§ EXERCISE MATERIALS:

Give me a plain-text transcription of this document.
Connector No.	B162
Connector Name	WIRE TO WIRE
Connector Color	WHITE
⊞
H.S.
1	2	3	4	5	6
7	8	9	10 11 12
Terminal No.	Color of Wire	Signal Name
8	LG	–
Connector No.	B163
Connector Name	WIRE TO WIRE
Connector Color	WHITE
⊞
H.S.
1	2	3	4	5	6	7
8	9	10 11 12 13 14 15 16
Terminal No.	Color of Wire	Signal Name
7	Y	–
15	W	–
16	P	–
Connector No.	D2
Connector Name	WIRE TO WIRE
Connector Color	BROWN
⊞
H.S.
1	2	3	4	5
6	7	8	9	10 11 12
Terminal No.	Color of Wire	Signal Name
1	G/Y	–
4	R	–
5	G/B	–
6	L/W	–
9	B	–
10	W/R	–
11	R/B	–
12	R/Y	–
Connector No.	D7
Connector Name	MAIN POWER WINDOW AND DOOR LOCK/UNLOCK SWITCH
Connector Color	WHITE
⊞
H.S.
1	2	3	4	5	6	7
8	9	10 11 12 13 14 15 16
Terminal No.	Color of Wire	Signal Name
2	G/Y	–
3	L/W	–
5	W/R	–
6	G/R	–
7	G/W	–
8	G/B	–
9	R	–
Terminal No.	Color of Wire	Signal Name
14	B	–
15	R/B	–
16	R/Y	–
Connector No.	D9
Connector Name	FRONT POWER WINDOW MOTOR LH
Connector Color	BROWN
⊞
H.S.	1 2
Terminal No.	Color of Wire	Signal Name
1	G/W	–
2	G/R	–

§ TASK INSTRUCTIONS:
Return the entries above exactly as they appear.

§ THE RESULT:
Give me a plain-text transcription of this document.
Connector No.	B162
Connector Name	WIRE TO WIRE
Connector Color	WHITE
⊞
H.S.
1	2	3	4	5	6
7	8	9	10 11 12
Terminal No.	Color of Wire	Signal Name
8	LG	–
Connector No.	B163
Connector Name	WIRE TO WIRE
Connector Color	WHITE
⊞
H.S.
1	2	3	4	5	6	7
8	9	10 11 12 13 14 15 16
Terminal No.	Color of Wire	Signal Name
7	Y	–
15	W	–
16	P	–
Connector No.	D2
Connector Name	WIRE TO WIRE
Connector Color	BROWN
⊞
H.S.
1	2	3	4	5
6	7	8	9	10 11 12
Terminal No.	Color of Wire	Signal Name
1	G/Y	–
4	R	–
5	G/B	–
6	L/W	–
9	B	–
10	W/R	–
11	R/B	–
12	R/Y	–
Connector No.	D7
Connector Name	MAIN POWER WINDOW AND DOOR LOCK/UNLOCK SWITCH
Connector Color	WHITE
⊞
H.S.
1	2	3	4	5	6	7
8	9	10 11 12 13 14 15 16
Terminal No.	Color of Wire	Signal Name
2	G/Y	–
3	L/W	–
5	W/R	–
6	G/R	–
7	G/W	–
8	G/B	–
9	R	–
Terminal No.	Color of Wire	Signal Name
14	B	–
15	R/B	–
16	R/Y	–
Connector No.	D9
Connector Name	FRONT POWER WINDOW MOTOR LH
Connector Color	BROWN
⊞
H.S.	1 2
Terminal No.	Color of Wire	Signal Name
1	G/W	–
2	G/R	–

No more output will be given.